DATA PROVIDED ::
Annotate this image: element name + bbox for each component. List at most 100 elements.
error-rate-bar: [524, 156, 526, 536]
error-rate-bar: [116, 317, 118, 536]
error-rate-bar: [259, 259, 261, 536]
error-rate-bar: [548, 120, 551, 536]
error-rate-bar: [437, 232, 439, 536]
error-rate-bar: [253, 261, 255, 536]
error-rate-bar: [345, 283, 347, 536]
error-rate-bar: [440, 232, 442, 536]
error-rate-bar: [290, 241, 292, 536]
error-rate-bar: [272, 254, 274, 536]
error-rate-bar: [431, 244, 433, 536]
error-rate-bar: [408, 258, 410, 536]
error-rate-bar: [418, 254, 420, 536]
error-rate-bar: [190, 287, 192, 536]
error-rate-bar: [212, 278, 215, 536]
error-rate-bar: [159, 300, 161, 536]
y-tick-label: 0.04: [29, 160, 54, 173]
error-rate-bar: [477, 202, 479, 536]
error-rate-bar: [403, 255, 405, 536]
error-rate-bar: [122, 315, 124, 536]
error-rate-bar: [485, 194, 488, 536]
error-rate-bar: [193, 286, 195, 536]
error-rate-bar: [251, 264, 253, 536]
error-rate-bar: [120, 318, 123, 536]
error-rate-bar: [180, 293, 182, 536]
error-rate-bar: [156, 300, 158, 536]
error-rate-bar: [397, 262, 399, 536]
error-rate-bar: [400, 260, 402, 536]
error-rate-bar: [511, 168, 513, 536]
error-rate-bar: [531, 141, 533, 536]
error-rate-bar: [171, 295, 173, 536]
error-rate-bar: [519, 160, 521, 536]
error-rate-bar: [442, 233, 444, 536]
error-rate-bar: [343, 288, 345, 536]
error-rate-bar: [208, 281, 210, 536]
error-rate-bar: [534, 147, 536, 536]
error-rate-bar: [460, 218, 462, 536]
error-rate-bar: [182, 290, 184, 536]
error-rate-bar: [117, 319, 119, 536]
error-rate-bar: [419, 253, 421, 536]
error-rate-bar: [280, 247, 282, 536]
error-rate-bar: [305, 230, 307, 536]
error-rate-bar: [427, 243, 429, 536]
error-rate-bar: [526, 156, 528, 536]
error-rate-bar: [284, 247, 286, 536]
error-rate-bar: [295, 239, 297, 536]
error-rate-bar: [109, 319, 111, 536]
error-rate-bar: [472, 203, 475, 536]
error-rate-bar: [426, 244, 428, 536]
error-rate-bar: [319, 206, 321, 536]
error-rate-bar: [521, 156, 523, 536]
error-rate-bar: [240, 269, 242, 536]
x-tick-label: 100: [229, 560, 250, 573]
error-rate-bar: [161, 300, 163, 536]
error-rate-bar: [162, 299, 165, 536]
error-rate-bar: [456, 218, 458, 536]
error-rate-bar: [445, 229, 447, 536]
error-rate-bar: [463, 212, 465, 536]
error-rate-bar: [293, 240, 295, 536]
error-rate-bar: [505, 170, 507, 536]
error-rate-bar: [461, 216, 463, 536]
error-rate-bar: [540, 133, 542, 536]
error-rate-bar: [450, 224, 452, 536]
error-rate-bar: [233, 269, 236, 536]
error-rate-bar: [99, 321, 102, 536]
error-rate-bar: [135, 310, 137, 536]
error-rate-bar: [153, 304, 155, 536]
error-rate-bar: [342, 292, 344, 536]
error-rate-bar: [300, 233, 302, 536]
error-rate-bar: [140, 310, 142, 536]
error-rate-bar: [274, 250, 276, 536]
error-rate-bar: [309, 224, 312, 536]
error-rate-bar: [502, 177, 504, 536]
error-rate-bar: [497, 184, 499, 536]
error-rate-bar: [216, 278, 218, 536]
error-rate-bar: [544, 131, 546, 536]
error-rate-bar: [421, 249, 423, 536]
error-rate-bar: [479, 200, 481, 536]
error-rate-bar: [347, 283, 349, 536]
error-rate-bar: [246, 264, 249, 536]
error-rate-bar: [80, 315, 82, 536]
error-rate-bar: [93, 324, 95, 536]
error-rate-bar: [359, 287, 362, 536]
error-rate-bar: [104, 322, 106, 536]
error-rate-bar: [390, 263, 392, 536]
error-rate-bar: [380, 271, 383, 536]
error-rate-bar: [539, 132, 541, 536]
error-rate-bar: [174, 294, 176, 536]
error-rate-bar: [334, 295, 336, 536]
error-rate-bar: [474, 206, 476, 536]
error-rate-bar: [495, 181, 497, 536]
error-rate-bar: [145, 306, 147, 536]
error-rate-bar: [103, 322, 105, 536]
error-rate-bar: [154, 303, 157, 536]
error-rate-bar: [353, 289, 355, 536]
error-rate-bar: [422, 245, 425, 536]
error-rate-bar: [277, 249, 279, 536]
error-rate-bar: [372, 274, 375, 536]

WHAT THE EXERCISE ASKS :: Extract every line of the records above verbatim, preserving the original order and changing nothing.

WRITTEN REPLY ::
Annotate this image: element name + bbox for each component. List at most 100 elements.
error-rate-bar: [524, 156, 526, 536]
error-rate-bar: [116, 317, 118, 536]
error-rate-bar: [259, 259, 261, 536]
error-rate-bar: [548, 120, 551, 536]
error-rate-bar: [437, 232, 439, 536]
error-rate-bar: [253, 261, 255, 536]
error-rate-bar: [345, 283, 347, 536]
error-rate-bar: [440, 232, 442, 536]
error-rate-bar: [290, 241, 292, 536]
error-rate-bar: [272, 254, 274, 536]
error-rate-bar: [431, 244, 433, 536]
error-rate-bar: [408, 258, 410, 536]
error-rate-bar: [418, 254, 420, 536]
error-rate-bar: [190, 287, 192, 536]
error-rate-bar: [212, 278, 215, 536]
error-rate-bar: [159, 300, 161, 536]
y-tick-label: 0.04: [29, 160, 54, 173]
error-rate-bar: [477, 202, 479, 536]
error-rate-bar: [403, 255, 405, 536]
error-rate-bar: [122, 315, 124, 536]
error-rate-bar: [485, 194, 488, 536]
error-rate-bar: [193, 286, 195, 536]
error-rate-bar: [251, 264, 253, 536]
error-rate-bar: [120, 318, 123, 536]
error-rate-bar: [180, 293, 182, 536]
error-rate-bar: [156, 300, 158, 536]
error-rate-bar: [397, 262, 399, 536]
error-rate-bar: [400, 260, 402, 536]
error-rate-bar: [511, 168, 513, 536]
error-rate-bar: [531, 141, 533, 536]
error-rate-bar: [171, 295, 173, 536]
error-rate-bar: [519, 160, 521, 536]
error-rate-bar: [442, 233, 444, 536]
error-rate-bar: [343, 288, 345, 536]
error-rate-bar: [208, 281, 210, 536]
error-rate-bar: [534, 147, 536, 536]
error-rate-bar: [460, 218, 462, 536]
error-rate-bar: [182, 290, 184, 536]
error-rate-bar: [117, 319, 119, 536]
error-rate-bar: [419, 253, 421, 536]
error-rate-bar: [280, 247, 282, 536]
error-rate-bar: [305, 230, 307, 536]
error-rate-bar: [427, 243, 429, 536]
error-rate-bar: [526, 156, 528, 536]
error-rate-bar: [284, 247, 286, 536]
error-rate-bar: [295, 239, 297, 536]
error-rate-bar: [109, 319, 111, 536]
error-rate-bar: [472, 203, 475, 536]
error-rate-bar: [426, 244, 428, 536]
error-rate-bar: [319, 206, 321, 536]
error-rate-bar: [521, 156, 523, 536]
error-rate-bar: [240, 269, 242, 536]
x-tick-label: 100: [229, 560, 250, 573]
error-rate-bar: [161, 300, 163, 536]
error-rate-bar: [162, 299, 165, 536]
error-rate-bar: [456, 218, 458, 536]
error-rate-bar: [445, 229, 447, 536]
error-rate-bar: [463, 212, 465, 536]
error-rate-bar: [293, 240, 295, 536]
error-rate-bar: [505, 170, 507, 536]
error-rate-bar: [461, 216, 463, 536]
error-rate-bar: [540, 133, 542, 536]
error-rate-bar: [450, 224, 452, 536]
error-rate-bar: [233, 269, 236, 536]
error-rate-bar: [99, 321, 102, 536]
error-rate-bar: [135, 310, 137, 536]
error-rate-bar: [153, 304, 155, 536]
error-rate-bar: [342, 292, 344, 536]
error-rate-bar: [300, 233, 302, 536]
error-rate-bar: [140, 310, 142, 536]
error-rate-bar: [274, 250, 276, 536]
error-rate-bar: [309, 224, 312, 536]
error-rate-bar: [502, 177, 504, 536]
error-rate-bar: [497, 184, 499, 536]
error-rate-bar: [216, 278, 218, 536]
error-rate-bar: [544, 131, 546, 536]
error-rate-bar: [421, 249, 423, 536]
error-rate-bar: [479, 200, 481, 536]
error-rate-bar: [347, 283, 349, 536]
error-rate-bar: [246, 264, 249, 536]
error-rate-bar: [80, 315, 82, 536]
error-rate-bar: [93, 324, 95, 536]
error-rate-bar: [359, 287, 362, 536]
error-rate-bar: [104, 322, 106, 536]
error-rate-bar: [390, 263, 392, 536]
error-rate-bar: [380, 271, 383, 536]
error-rate-bar: [539, 132, 541, 536]
error-rate-bar: [174, 294, 176, 536]
error-rate-bar: [334, 295, 336, 536]
error-rate-bar: [474, 206, 476, 536]
error-rate-bar: [495, 181, 497, 536]
error-rate-bar: [145, 306, 147, 536]
error-rate-bar: [103, 322, 105, 536]
error-rate-bar: [154, 303, 157, 536]
error-rate-bar: [353, 289, 355, 536]
error-rate-bar: [422, 245, 425, 536]
error-rate-bar: [277, 249, 279, 536]
error-rate-bar: [372, 274, 375, 536]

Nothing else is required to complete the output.